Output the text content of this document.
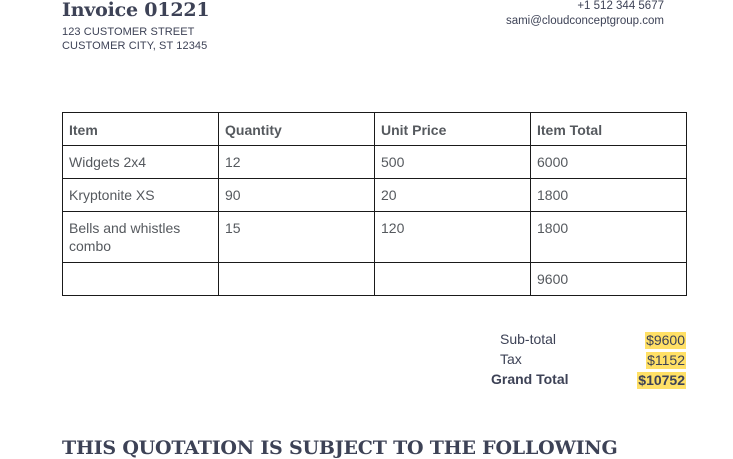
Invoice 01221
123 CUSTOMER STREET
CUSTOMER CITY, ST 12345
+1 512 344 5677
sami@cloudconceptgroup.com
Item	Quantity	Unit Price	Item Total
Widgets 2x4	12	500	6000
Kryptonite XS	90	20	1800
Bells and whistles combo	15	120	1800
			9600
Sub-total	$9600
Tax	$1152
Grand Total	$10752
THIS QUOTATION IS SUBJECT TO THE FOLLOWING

...

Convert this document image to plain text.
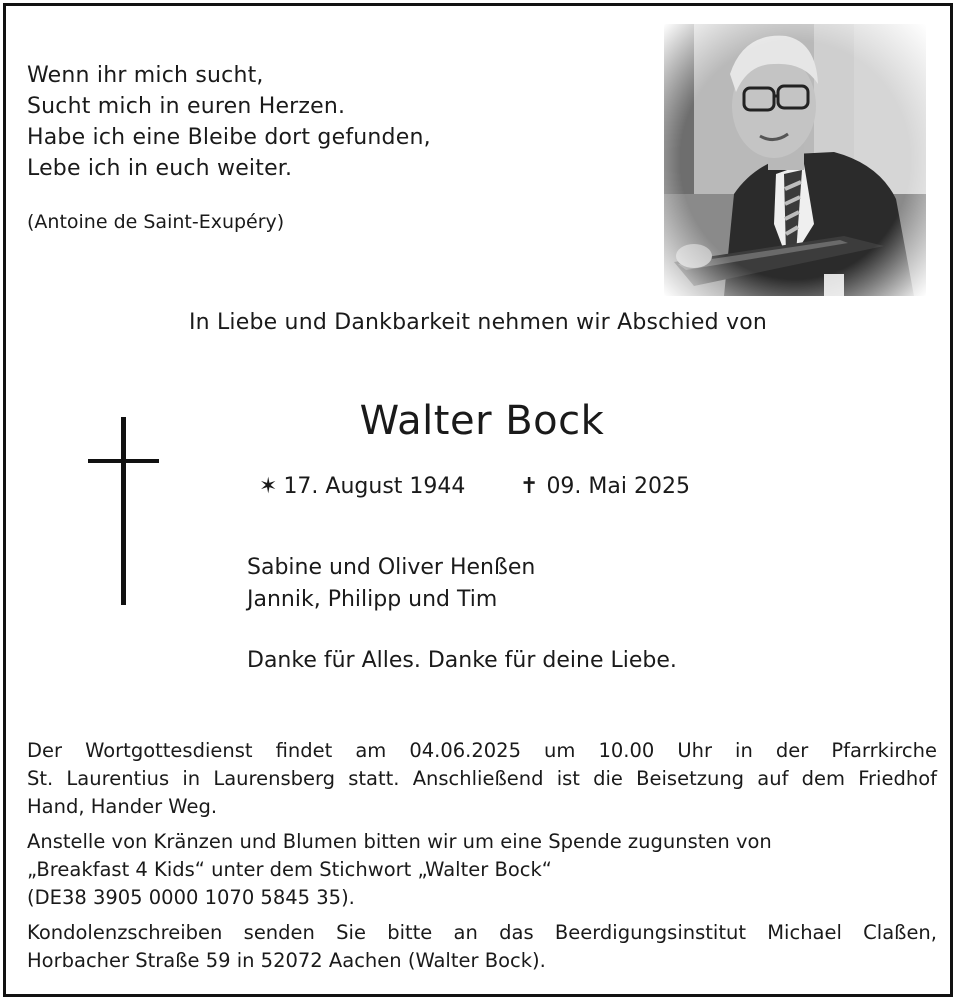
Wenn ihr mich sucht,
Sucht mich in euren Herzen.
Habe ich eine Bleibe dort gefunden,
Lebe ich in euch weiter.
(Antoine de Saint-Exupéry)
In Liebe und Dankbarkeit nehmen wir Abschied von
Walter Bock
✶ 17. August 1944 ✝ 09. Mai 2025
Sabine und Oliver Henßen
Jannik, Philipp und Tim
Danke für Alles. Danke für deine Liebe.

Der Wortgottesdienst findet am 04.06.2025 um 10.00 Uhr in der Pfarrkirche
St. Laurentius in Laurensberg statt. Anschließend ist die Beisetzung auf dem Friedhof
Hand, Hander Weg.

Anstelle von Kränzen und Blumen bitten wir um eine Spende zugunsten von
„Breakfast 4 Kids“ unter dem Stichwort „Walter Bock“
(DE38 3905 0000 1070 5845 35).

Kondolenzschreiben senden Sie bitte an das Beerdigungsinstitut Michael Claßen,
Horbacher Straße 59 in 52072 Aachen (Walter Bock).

SET TASK:
Filter out all lines lacking the word "Walter" and copy the rest.

OUTPUT OF THE TASK:
Walter Bock
„Breakfast 4 Kids“ unter dem Stichwort „Walter Bock“
Horbacher Straße 59 in 52072 Aachen (Walter Bock).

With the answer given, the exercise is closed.